------ Data rows
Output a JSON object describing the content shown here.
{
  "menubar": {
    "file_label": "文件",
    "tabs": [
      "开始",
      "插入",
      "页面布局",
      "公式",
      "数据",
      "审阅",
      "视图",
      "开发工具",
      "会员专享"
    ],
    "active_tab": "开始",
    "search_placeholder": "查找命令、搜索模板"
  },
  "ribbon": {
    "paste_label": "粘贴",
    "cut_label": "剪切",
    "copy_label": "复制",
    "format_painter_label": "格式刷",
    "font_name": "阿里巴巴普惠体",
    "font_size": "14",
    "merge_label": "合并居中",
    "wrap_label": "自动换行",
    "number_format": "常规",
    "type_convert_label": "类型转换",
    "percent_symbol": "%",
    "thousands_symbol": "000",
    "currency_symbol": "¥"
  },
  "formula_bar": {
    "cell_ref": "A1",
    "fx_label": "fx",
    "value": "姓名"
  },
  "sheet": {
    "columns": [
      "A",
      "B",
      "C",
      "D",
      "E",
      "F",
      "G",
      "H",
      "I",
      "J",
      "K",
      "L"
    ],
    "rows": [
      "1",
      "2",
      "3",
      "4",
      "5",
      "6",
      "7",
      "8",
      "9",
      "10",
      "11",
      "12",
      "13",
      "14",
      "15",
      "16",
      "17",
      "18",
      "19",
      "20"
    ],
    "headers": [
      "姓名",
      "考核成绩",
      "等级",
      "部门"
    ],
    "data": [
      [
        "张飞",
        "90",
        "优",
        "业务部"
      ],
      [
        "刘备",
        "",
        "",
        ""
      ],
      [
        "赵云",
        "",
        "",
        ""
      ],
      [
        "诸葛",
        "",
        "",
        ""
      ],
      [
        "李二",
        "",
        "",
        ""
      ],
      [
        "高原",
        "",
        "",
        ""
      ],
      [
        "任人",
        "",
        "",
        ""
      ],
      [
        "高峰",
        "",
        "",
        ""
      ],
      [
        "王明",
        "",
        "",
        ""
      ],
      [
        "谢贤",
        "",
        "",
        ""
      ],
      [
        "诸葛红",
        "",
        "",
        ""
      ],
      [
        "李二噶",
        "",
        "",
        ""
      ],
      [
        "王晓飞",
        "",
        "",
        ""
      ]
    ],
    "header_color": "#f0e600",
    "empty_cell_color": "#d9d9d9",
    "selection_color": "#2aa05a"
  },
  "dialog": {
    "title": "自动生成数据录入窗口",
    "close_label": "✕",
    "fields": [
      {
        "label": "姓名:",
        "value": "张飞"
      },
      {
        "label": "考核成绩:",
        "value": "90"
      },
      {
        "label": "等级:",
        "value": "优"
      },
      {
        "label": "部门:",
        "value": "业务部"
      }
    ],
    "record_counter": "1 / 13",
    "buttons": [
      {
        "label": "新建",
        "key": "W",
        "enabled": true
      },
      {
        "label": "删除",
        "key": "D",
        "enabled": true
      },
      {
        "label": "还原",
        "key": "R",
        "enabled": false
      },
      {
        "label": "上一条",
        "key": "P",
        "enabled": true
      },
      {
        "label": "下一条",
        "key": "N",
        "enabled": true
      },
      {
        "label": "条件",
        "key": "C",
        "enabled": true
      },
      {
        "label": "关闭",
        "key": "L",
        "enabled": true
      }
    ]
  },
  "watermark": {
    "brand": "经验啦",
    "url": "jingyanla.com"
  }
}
------------
* [Task instructions]:
Search the records for the word "value". Copy every line that has it.

* [Result of this task]:
    "value": "姓名"
        "value": "张飞"
        "value": "90"
        "value": "优"
        "value": "业务部"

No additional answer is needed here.